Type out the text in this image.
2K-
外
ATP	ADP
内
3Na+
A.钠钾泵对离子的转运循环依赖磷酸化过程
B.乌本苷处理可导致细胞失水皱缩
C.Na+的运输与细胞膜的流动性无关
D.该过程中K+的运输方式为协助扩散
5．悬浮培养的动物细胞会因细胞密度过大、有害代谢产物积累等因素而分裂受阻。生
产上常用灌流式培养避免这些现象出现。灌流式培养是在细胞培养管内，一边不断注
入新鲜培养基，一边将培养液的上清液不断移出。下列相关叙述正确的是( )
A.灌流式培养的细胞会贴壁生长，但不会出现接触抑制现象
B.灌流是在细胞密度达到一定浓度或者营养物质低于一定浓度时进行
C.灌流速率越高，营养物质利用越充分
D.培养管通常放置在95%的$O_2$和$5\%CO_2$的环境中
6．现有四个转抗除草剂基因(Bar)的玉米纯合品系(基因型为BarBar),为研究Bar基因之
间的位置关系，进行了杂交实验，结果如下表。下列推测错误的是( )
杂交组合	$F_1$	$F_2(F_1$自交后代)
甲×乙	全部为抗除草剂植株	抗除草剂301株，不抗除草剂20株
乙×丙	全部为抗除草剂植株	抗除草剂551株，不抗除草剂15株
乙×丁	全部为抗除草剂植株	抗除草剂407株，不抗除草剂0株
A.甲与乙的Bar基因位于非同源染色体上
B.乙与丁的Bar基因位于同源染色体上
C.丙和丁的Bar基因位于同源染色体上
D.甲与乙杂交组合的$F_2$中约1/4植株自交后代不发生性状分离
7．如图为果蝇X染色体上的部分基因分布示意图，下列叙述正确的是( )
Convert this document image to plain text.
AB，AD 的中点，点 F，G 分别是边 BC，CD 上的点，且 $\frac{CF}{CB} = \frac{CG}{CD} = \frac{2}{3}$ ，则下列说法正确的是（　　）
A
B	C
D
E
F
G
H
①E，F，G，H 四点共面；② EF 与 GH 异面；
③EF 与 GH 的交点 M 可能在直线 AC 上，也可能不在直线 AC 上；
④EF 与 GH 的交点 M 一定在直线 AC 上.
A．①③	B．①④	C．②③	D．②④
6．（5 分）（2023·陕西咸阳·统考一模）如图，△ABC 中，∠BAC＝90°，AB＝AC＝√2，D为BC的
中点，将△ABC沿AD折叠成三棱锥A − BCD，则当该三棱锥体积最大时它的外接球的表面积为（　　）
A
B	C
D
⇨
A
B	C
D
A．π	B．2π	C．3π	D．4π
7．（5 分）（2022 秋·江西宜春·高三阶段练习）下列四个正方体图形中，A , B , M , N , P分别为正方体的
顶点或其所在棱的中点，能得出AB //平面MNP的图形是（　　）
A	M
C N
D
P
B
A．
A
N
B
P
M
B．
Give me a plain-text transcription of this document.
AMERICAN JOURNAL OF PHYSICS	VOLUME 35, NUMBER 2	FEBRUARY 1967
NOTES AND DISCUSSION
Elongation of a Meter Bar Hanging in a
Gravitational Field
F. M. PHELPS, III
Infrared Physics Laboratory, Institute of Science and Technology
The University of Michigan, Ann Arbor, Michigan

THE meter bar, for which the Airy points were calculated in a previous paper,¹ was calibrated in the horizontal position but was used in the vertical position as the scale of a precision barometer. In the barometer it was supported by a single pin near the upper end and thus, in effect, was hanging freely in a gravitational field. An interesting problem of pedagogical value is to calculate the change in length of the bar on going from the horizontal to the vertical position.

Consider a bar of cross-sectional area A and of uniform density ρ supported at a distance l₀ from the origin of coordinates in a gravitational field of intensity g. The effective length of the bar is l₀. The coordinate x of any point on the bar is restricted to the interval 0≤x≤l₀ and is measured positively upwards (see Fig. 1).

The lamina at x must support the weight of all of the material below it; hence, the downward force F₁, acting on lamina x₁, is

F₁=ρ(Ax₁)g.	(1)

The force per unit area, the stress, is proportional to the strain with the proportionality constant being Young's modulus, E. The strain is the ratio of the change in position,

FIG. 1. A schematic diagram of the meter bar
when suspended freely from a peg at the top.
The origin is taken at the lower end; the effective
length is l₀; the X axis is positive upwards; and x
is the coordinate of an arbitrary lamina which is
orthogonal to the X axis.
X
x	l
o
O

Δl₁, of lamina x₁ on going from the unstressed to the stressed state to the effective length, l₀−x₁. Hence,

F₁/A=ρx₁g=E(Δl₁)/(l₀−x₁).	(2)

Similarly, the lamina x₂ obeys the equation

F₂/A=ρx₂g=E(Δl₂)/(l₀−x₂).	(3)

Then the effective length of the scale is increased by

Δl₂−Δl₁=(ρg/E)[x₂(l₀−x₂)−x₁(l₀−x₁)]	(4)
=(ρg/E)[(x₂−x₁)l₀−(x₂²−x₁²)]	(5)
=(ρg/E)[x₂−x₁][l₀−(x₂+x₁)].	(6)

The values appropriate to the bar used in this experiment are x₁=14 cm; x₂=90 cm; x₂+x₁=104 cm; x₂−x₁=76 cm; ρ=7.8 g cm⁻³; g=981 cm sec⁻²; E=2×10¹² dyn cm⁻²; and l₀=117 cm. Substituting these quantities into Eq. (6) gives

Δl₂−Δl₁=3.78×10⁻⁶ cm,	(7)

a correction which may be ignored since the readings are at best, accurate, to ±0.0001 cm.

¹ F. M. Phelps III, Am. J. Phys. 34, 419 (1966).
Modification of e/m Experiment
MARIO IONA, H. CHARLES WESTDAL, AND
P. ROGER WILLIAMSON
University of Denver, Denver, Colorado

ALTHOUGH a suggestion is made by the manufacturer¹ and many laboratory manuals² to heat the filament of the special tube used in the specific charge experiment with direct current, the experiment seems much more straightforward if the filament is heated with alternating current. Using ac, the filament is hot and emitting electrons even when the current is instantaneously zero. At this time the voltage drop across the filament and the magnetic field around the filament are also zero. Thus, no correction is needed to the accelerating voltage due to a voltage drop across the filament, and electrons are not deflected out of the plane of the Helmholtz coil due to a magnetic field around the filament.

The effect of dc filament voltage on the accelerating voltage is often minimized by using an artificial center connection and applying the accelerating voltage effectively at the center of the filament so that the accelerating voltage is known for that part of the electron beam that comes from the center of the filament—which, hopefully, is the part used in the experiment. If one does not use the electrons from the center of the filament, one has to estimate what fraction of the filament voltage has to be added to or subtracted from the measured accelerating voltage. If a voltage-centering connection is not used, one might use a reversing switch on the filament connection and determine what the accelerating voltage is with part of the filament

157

**The problem**
Pick out each line above that includes "axis" and show it.

**Written answer**
length is l₀; the X axis is positive upwards; and x
orthogonal to the X axis.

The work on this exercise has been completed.